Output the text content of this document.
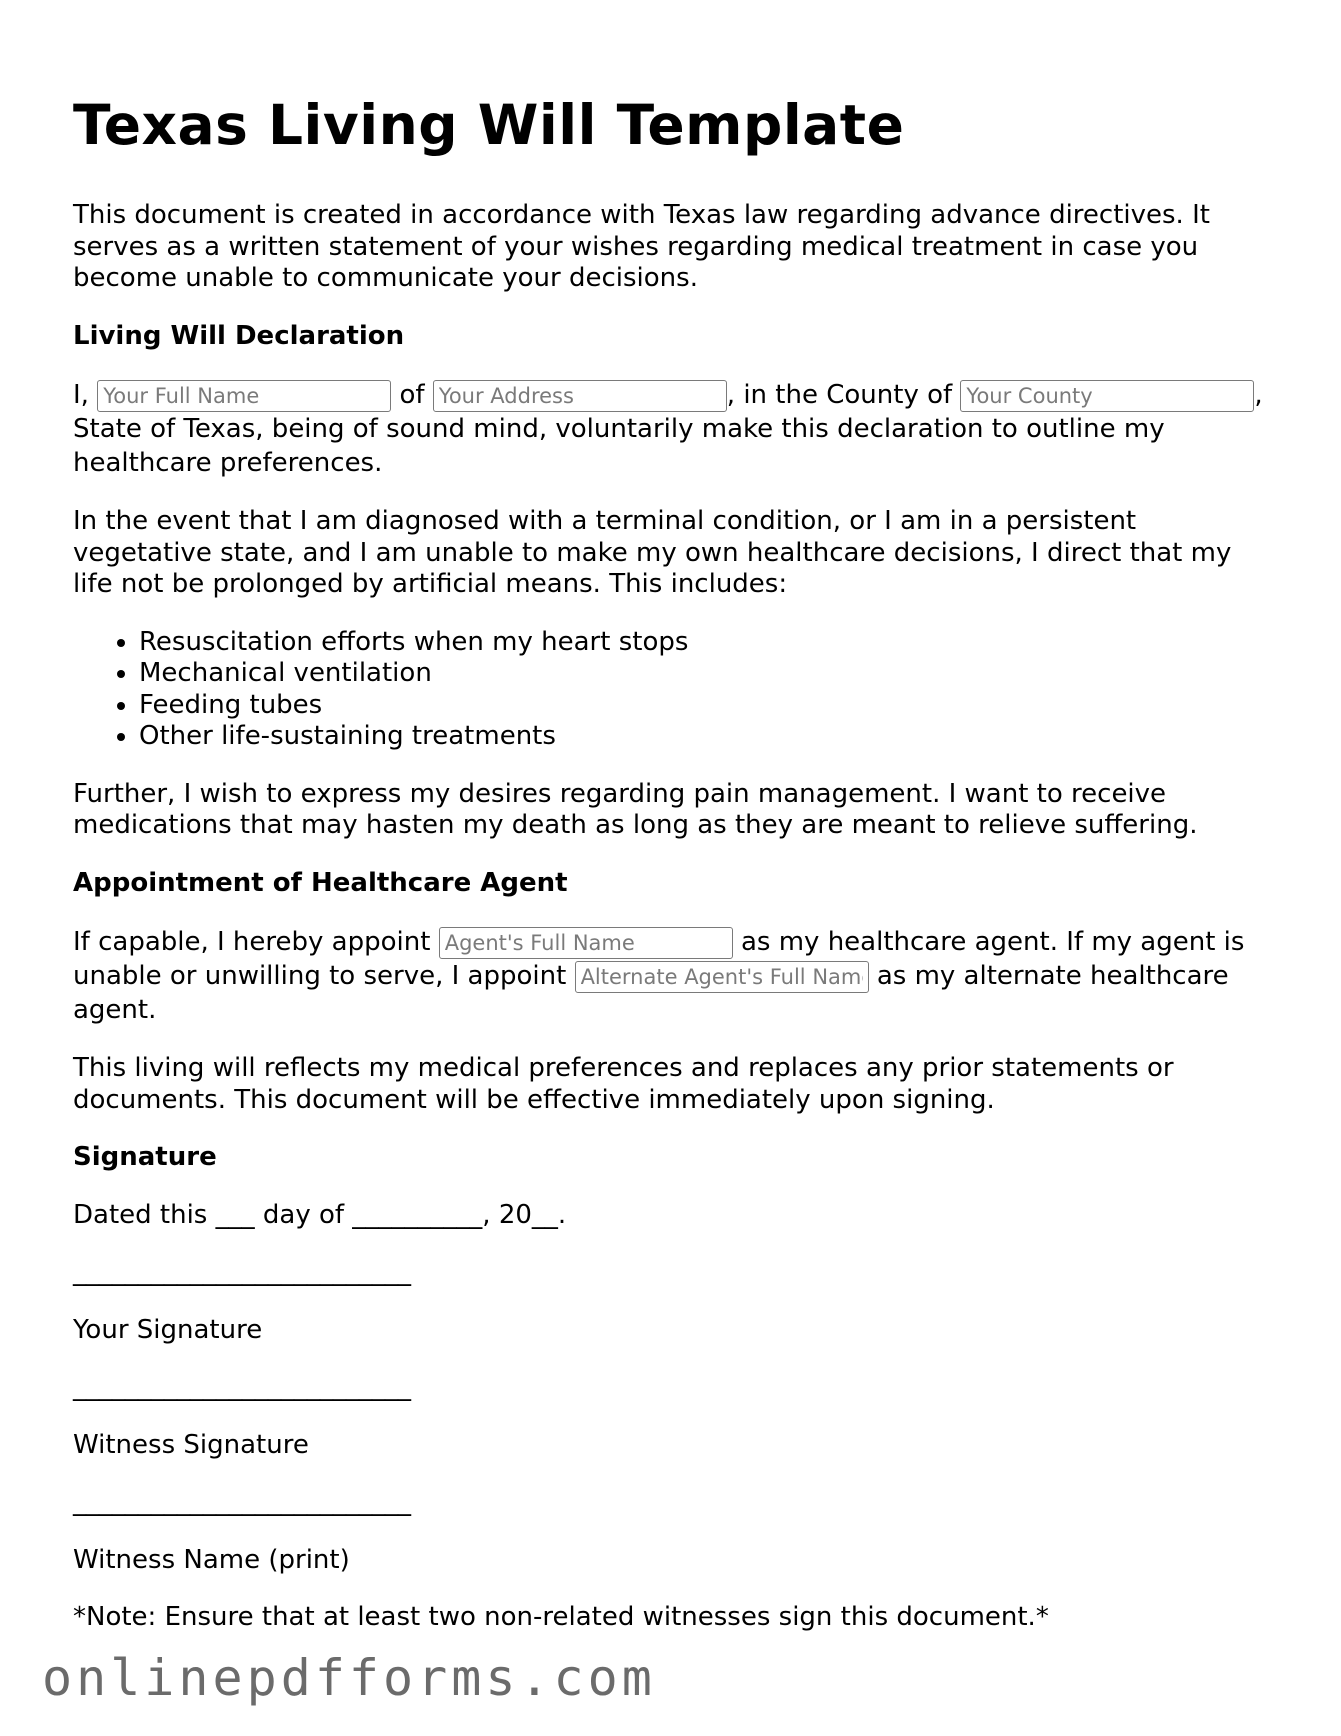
Texas Living Will Template

This document is created in accordance with Texas law regarding advance directives. It serves as a written statement of your wishes regarding medical treatment in case you become unable to communicate your decisions.

Living Will Declaration

I, Your Full Name	of Your Address	, in the County of Your County	, State of Texas, being of sound mind, voluntarily make this declaration to outline my healthcare preferences.

In the event that I am diagnosed with a terminal condition, or I am in a persistent vegetative state, and I am unable to make my own healthcare decisions, I direct that my life not be prolonged by artificial means. This includes:

• Resuscitation efforts when my heart stops
• Mechanical ventilation
• Feeding tubes
• Other life-sustaining treatments

Further, I wish to express my desires regarding pain management. I want to receive medications that may hasten my death as long as they are meant to relieve suffering.

Appointment of Healthcare Agent

If capable, I hereby appoint Agent's Full Name	as my healthcare agent. If my agent is unable or unwilling to serve, I appoint Alternate Agent's Full Name	as my alternate healthcare agent.

This living will reflects my medical preferences and replaces any prior statements or documents. This document will be effective immediately upon signing.

Signature

Dated this ___ day of __________, 20__.

__________________________

Your Signature

__________________________

Witness Signature

__________________________

Witness Name (print)

*Note: Ensure that at least two non-related witnesses sign this document.*

onlinepdfforms.com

━━━━━━━━━━

## The request
Restate each line of the records exactly; pictures do not belong in the copy.

## Answer for this exercise
Output the text content of this document.
Texas Living Will Template

This document is created in accordance with Texas law regarding advance directives. It serves as a written statement of your wishes regarding medical treatment in case you become unable to communicate your decisions.

Living Will Declaration

I, Your Full Name	of Your Address	, in the County of Your County	, State of Texas, being of sound mind, voluntarily make this declaration to outline my healthcare preferences.

In the event that I am diagnosed with a terminal condition, or I am in a persistent vegetative state, and I am unable to make my own healthcare decisions, I direct that my life not be prolonged by artificial means. This includes:

• Resuscitation efforts when my heart stops
• Mechanical ventilation
• Feeding tubes
• Other life-sustaining treatments

Further, I wish to express my desires regarding pain management. I want to receive medications that may hasten my death as long as they are meant to relieve suffering.

Appointment of Healthcare Agent

If capable, I hereby appoint Agent's Full Name	as my healthcare agent. If my agent is unable or unwilling to serve, I appoint Alternate Agent's Full Name	as my alternate healthcare agent.

This living will reflects my medical preferences and replaces any prior statements or documents. This document will be effective immediately upon signing.

Signature

Dated this ___ day of __________, 20__.

__________________________

Your Signature

__________________________

Witness Signature

__________________________

Witness Name (print)

*Note: Ensure that at least two non-related witnesses sign this document.*

onlinepdfforms.com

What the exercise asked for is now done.